● **WHAT YOU HAVE TO DO**: Take the material below and write it all out again exactly.

------ ENTRIES SUPPLIED

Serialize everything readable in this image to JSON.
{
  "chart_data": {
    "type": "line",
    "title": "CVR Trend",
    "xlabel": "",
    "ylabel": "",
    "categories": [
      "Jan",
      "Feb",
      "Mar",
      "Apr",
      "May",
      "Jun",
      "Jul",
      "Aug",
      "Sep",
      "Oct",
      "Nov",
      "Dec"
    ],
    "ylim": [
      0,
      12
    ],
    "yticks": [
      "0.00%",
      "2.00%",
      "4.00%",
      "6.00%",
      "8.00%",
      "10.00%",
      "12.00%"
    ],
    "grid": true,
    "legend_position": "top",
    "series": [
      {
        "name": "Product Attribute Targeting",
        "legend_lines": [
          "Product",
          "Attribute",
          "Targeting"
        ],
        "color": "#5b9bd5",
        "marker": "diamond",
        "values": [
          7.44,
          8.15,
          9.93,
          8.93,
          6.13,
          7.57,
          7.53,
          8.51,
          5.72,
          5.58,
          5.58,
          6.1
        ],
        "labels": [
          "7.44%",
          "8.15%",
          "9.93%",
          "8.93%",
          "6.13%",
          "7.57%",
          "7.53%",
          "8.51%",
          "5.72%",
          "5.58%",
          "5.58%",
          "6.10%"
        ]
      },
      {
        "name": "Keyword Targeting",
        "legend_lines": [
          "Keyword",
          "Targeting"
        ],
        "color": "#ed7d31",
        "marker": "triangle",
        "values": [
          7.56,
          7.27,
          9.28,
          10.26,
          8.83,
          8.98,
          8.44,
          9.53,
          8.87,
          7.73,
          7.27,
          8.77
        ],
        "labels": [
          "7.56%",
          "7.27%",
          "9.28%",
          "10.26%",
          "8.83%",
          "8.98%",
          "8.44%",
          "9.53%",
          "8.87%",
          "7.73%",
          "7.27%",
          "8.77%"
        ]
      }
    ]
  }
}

------------

● **RESULT FOR THIS EXERCISE**:
Serialize everything readable in this image to JSON.
{
  "chart_data": {
    "type": "line",
    "title": "CVR Trend",
    "xlabel": "",
    "ylabel": "",
    "categories": [
      "Jan",
      "Feb",
      "Mar",
      "Apr",
      "May",
      "Jun",
      "Jul",
      "Aug",
      "Sep",
      "Oct",
      "Nov",
      "Dec"
    ],
    "ylim": [
      0,
      12
    ],
    "yticks": [
      "0.00%",
      "2.00%",
      "4.00%",
      "6.00%",
      "8.00%",
      "10.00%",
      "12.00%"
    ],
    "grid": true,
    "legend_position": "top",
    "series": [
      {
        "name": "Product Attribute Targeting",
        "legend_lines": [
          "Product",
          "Attribute",
          "Targeting"
        ],
        "color": "#5b9bd5",
        "marker": "diamond",
        "values": [
          7.44,
          8.15,
          9.93,
          8.93,
          6.13,
          7.57,
          7.53,
          8.51,
          5.72,
          5.58,
          5.58,
          6.1
        ],
        "labels": [
          "7.44%",
          "8.15%",
          "9.93%",
          "8.93%",
          "6.13%",
          "7.57%",
          "7.53%",
          "8.51%",
          "5.72%",
          "5.58%",
          "5.58%",
          "6.10%"
        ]
      },
      {
        "name": "Keyword Targeting",
        "legend_lines": [
          "Keyword",
          "Targeting"
        ],
        "color": "#ed7d31",
        "marker": "triangle",
        "values": [
          7.56,
          7.27,
          9.28,
          10.26,
          8.83,
          8.98,
          8.44,
          9.53,
          8.87,
          7.73,
          7.27,
          8.77
        ],
        "labels": [
          "7.56%",
          "7.27%",
          "9.28%",
          "10.26%",
          "8.83%",
          "8.98%",
          "8.44%",
          "9.53%",
          "8.87%",
          "7.73%",
          "7.27%",
          "8.77%"
        ]
      }
    ]
  }
}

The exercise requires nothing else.